### Exercise brief
Review the lines that follow and copy each one that contains the word "content".

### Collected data
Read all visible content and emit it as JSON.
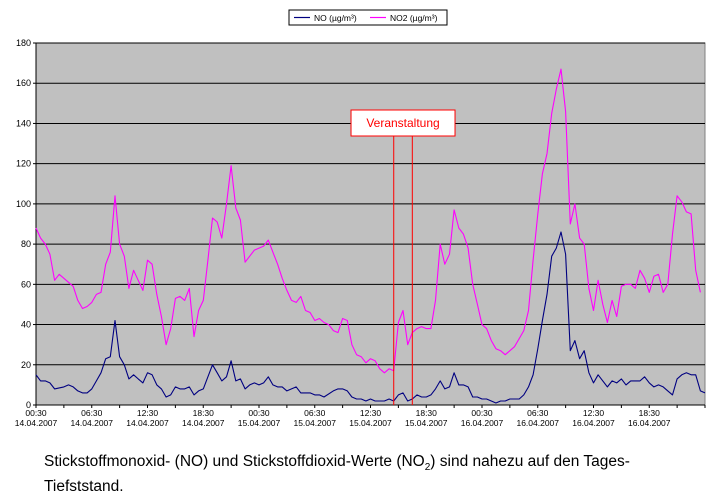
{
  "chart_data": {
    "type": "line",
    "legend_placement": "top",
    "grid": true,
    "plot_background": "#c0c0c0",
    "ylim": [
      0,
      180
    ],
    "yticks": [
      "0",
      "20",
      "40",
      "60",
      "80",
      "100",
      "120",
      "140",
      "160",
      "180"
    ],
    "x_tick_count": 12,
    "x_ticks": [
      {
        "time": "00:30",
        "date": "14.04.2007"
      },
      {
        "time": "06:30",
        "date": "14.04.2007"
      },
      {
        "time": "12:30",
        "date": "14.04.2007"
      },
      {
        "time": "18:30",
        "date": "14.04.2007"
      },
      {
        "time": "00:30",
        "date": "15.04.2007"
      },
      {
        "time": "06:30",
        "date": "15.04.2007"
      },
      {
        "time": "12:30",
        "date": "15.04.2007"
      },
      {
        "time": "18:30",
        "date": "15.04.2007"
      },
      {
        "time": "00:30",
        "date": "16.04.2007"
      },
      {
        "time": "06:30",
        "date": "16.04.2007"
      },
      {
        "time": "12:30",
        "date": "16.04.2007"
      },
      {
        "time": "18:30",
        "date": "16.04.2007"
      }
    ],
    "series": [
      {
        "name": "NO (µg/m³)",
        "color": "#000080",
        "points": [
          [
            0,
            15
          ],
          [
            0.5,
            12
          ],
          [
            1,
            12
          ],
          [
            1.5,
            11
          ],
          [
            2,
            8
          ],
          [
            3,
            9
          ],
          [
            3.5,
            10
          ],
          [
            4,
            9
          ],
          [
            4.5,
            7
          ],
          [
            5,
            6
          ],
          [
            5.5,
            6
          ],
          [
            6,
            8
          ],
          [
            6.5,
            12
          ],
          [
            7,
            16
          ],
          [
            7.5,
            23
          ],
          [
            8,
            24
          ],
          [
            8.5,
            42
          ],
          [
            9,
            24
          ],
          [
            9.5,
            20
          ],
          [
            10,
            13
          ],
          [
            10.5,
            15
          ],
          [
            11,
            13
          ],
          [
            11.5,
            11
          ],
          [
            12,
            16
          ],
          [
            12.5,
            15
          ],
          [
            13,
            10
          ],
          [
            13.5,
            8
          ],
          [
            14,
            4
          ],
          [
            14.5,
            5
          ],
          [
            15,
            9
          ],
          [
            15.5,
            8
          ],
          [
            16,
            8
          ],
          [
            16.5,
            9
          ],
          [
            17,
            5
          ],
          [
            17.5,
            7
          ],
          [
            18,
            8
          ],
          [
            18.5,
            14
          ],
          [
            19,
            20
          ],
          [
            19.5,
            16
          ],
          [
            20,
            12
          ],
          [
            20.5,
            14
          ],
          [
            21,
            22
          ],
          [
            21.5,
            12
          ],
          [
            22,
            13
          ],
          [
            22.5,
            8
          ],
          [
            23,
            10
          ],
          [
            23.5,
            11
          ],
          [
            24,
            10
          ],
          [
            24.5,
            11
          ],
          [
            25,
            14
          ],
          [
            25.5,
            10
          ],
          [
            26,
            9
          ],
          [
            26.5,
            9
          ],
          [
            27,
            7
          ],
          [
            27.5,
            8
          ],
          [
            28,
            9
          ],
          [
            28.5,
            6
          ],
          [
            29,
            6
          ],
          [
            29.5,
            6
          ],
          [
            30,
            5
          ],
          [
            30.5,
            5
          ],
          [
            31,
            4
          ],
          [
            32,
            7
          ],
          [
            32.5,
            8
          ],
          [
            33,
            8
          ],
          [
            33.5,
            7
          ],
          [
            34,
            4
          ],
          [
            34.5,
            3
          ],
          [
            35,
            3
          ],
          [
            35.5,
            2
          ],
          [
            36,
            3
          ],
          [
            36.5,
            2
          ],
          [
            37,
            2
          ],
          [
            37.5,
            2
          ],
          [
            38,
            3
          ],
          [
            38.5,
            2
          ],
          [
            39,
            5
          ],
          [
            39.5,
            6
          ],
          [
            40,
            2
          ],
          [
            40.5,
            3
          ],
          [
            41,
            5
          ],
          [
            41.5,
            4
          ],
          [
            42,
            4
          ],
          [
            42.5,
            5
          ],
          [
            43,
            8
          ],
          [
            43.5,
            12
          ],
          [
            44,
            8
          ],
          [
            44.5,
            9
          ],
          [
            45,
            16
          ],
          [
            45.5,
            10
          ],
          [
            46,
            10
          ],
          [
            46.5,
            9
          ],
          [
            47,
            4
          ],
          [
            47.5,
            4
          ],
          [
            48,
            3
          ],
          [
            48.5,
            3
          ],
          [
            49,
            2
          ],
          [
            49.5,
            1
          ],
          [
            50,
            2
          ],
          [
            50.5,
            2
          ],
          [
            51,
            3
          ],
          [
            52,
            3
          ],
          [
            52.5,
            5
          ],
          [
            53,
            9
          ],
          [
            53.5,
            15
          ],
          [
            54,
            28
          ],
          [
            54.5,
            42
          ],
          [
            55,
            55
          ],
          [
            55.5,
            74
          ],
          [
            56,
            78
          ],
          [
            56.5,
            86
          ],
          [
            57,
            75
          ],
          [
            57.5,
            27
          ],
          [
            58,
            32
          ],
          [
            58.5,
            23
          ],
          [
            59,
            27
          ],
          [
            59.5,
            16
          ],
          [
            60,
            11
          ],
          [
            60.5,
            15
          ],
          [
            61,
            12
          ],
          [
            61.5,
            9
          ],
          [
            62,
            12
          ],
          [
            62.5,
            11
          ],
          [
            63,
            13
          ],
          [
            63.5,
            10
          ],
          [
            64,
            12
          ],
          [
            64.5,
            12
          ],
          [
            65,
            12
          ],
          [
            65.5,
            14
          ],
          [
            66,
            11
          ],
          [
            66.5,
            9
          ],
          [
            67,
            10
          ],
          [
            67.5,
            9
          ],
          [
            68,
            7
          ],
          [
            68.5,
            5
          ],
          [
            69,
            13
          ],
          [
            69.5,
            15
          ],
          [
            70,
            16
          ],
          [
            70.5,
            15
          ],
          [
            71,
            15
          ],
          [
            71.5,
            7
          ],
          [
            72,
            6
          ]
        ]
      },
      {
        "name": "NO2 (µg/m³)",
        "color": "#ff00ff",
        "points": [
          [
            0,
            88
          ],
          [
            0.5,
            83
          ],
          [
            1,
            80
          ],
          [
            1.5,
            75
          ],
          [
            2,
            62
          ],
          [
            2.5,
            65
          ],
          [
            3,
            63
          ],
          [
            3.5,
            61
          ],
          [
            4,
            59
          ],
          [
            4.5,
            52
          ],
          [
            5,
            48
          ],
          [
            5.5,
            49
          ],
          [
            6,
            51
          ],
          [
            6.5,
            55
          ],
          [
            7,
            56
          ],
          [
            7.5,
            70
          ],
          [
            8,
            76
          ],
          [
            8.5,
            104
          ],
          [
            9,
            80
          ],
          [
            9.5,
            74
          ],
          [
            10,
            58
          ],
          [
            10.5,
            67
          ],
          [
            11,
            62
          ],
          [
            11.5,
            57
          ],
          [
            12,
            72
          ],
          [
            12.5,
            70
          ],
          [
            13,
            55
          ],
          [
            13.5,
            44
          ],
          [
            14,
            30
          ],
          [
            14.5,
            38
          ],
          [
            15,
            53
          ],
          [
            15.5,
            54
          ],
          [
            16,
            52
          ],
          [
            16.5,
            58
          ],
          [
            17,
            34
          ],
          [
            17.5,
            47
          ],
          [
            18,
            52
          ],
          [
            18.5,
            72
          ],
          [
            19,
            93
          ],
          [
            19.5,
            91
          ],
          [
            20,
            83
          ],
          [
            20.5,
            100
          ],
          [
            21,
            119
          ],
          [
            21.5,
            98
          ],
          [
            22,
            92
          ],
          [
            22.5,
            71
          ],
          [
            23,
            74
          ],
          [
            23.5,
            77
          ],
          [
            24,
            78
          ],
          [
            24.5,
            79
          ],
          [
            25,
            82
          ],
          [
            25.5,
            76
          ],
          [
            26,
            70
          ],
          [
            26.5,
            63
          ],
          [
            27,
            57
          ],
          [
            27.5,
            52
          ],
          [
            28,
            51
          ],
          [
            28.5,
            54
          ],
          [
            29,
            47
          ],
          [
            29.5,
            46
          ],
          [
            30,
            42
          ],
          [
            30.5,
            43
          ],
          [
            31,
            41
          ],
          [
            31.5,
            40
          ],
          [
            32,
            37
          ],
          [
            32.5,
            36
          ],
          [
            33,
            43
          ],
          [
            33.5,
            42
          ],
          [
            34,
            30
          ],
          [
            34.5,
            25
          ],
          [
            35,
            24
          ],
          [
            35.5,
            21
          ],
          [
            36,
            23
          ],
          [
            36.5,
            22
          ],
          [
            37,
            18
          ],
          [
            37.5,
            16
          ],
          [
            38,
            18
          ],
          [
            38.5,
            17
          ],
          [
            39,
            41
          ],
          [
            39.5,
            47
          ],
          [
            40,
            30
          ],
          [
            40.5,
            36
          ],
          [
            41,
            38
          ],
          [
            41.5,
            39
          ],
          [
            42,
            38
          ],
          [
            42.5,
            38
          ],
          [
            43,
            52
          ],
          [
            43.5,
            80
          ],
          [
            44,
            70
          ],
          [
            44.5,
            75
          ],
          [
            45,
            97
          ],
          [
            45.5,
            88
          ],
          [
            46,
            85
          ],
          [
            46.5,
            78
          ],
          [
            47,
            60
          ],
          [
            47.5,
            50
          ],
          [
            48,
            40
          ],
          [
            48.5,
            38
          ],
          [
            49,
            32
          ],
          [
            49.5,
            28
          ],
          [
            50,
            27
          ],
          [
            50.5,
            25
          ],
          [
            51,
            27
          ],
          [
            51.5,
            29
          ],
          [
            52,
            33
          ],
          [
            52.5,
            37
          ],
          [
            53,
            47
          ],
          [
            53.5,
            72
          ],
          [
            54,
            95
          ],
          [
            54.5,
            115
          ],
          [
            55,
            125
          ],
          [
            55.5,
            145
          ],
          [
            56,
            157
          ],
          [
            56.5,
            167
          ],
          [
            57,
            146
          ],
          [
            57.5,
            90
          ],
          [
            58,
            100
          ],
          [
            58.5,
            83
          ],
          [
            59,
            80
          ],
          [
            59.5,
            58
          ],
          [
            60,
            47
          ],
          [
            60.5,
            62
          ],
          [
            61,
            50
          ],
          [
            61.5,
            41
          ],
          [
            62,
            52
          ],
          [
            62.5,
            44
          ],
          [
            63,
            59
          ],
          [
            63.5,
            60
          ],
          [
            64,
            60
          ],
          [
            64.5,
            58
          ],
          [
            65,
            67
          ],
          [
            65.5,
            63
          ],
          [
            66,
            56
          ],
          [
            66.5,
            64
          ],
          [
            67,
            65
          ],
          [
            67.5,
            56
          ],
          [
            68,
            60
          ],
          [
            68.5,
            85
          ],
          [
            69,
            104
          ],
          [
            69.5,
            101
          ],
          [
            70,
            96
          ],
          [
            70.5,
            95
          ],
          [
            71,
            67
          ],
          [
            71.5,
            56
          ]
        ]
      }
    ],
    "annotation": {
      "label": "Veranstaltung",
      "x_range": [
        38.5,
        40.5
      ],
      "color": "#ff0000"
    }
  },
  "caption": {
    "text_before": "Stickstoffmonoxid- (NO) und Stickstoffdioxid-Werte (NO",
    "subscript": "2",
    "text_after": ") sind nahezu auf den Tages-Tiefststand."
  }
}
* * *
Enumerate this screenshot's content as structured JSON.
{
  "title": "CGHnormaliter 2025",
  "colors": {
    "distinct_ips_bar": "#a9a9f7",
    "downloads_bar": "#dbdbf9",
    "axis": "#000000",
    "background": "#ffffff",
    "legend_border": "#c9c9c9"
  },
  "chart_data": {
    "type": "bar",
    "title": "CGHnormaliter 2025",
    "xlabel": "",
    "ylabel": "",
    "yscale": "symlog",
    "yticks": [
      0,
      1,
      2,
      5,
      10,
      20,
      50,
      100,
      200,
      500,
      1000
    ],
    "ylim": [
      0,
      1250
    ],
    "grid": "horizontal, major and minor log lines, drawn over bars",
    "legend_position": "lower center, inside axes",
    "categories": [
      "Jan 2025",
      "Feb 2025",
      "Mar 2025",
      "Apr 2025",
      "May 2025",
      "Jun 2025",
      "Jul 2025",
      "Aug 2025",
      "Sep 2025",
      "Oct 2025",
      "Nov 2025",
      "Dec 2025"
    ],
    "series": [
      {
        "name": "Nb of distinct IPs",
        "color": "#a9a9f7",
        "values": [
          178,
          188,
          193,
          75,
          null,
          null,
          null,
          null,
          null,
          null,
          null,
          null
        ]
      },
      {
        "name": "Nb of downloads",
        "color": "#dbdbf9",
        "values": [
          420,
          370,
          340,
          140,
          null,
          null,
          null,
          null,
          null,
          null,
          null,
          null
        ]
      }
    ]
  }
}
==
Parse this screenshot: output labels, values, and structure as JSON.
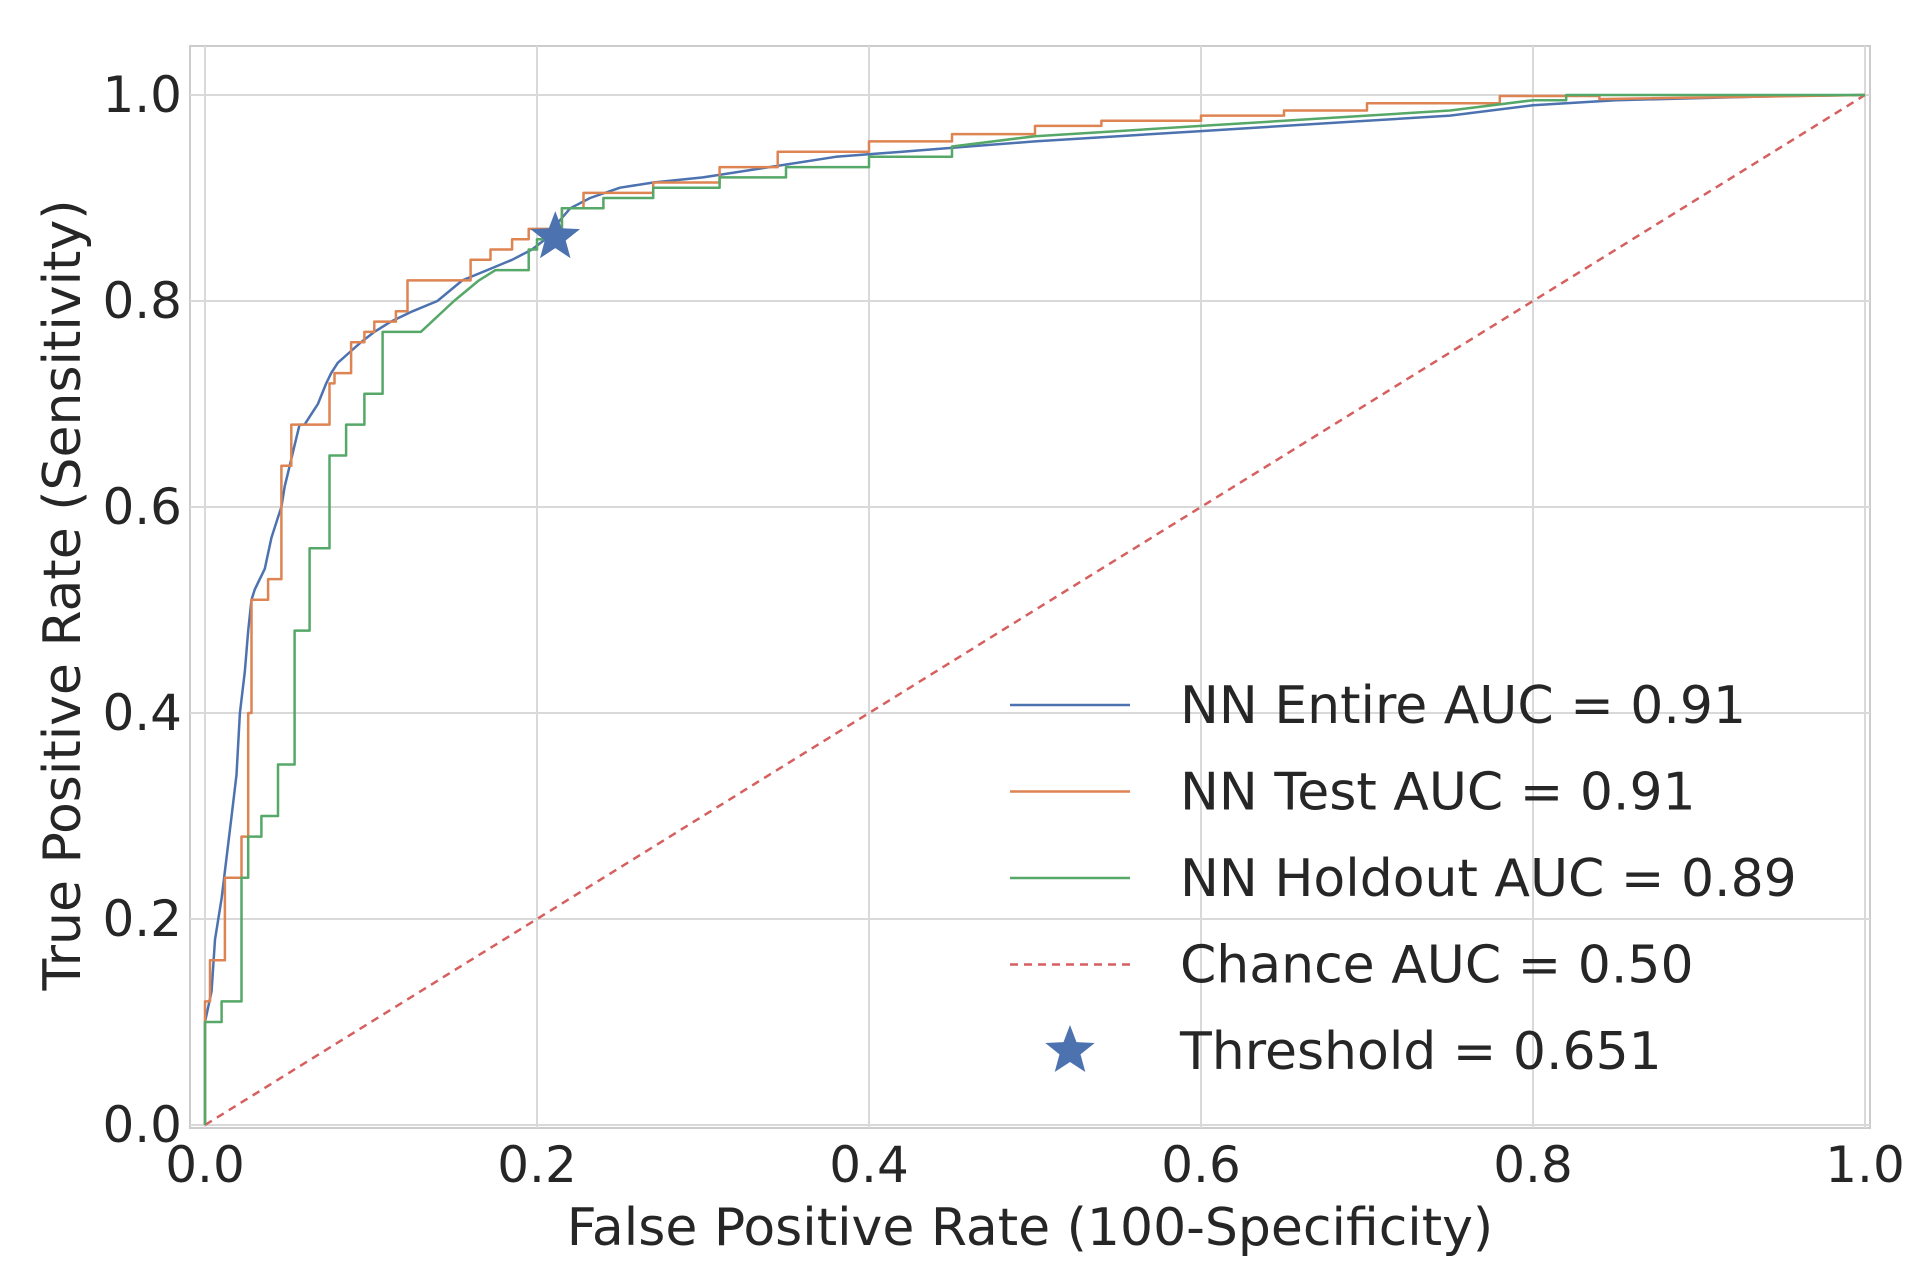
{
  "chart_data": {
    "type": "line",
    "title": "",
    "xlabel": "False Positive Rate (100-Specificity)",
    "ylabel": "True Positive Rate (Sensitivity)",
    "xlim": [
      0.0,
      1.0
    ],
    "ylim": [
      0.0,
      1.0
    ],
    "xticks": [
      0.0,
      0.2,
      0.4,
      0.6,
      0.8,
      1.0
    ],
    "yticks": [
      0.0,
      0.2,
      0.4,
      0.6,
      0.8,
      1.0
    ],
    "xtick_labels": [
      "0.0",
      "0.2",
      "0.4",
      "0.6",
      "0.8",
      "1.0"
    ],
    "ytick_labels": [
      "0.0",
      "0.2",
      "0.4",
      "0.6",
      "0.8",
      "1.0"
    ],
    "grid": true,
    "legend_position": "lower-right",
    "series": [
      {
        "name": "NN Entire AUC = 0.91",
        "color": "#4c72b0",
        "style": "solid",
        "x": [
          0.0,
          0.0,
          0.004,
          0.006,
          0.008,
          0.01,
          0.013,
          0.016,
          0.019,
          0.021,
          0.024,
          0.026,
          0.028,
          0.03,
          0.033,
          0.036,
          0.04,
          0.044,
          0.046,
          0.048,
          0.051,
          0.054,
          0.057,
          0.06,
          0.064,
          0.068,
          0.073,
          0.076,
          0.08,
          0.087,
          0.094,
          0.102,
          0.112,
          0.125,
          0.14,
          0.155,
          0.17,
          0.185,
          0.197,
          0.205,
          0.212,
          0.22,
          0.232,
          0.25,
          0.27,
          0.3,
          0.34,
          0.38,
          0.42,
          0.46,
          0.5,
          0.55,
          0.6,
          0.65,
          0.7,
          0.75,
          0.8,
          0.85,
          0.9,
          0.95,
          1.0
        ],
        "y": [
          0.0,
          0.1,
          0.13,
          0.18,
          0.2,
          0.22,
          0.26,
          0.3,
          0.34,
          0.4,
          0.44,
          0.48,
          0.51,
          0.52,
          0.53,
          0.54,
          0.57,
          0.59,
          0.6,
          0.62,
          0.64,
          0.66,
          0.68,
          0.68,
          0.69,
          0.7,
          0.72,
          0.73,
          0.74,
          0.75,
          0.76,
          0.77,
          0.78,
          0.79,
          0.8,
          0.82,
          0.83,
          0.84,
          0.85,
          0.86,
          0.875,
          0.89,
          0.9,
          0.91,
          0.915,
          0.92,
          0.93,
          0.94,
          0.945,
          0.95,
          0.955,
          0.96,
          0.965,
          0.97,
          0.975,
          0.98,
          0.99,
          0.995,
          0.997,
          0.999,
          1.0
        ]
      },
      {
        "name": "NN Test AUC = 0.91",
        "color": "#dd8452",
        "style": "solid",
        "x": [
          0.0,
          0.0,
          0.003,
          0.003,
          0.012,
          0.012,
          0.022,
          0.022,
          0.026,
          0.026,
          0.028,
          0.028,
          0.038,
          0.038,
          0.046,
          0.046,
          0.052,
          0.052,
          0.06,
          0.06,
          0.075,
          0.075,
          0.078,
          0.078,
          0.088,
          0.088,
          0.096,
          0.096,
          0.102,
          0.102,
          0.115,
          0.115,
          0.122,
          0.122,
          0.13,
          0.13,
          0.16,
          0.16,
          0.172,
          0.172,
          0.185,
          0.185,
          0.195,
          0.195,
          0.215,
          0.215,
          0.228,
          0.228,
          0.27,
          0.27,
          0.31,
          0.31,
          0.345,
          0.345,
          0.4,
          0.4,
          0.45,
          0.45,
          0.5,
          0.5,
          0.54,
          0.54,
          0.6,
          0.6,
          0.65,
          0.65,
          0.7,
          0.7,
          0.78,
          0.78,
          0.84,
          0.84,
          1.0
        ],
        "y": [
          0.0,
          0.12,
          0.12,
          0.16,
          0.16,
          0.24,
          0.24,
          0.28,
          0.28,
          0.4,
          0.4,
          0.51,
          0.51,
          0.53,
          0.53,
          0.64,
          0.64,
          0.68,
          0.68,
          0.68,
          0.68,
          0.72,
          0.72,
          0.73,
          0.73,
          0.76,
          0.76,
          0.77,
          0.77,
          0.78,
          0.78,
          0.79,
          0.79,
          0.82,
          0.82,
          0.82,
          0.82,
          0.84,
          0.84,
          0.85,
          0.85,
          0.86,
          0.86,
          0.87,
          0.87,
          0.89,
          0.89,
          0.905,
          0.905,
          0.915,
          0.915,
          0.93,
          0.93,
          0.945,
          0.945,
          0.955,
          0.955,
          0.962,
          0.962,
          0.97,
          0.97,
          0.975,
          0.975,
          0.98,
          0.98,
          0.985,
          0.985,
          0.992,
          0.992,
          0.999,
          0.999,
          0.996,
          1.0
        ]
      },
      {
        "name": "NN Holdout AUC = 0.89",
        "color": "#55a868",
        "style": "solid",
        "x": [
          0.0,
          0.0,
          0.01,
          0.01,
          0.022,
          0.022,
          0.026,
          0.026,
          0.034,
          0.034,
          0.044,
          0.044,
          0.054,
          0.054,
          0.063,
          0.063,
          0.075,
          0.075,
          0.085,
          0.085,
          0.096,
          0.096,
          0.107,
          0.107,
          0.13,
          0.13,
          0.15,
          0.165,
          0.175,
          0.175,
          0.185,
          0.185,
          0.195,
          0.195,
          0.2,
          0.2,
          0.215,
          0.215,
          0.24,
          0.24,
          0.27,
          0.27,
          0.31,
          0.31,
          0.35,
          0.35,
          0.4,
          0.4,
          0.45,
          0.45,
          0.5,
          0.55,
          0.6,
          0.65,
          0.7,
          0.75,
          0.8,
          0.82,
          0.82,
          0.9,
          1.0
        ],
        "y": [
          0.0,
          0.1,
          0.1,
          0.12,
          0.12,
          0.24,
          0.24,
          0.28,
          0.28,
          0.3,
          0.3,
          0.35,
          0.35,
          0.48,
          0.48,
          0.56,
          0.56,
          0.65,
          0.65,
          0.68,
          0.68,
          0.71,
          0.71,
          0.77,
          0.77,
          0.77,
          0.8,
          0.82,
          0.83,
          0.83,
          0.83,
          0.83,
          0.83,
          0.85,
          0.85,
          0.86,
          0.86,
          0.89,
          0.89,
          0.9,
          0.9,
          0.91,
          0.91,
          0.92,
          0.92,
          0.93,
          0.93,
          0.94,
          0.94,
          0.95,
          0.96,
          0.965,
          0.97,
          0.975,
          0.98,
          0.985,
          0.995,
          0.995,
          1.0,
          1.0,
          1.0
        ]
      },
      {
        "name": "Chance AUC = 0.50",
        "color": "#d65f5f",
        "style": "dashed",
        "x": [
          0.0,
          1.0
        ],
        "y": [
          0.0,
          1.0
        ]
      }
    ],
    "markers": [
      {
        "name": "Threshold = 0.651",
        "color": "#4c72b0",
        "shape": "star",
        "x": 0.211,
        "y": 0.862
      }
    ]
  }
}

### Exercise result
Read all visible content and emit it as JSON.
Enumerate this screenshot's content as structured JSON.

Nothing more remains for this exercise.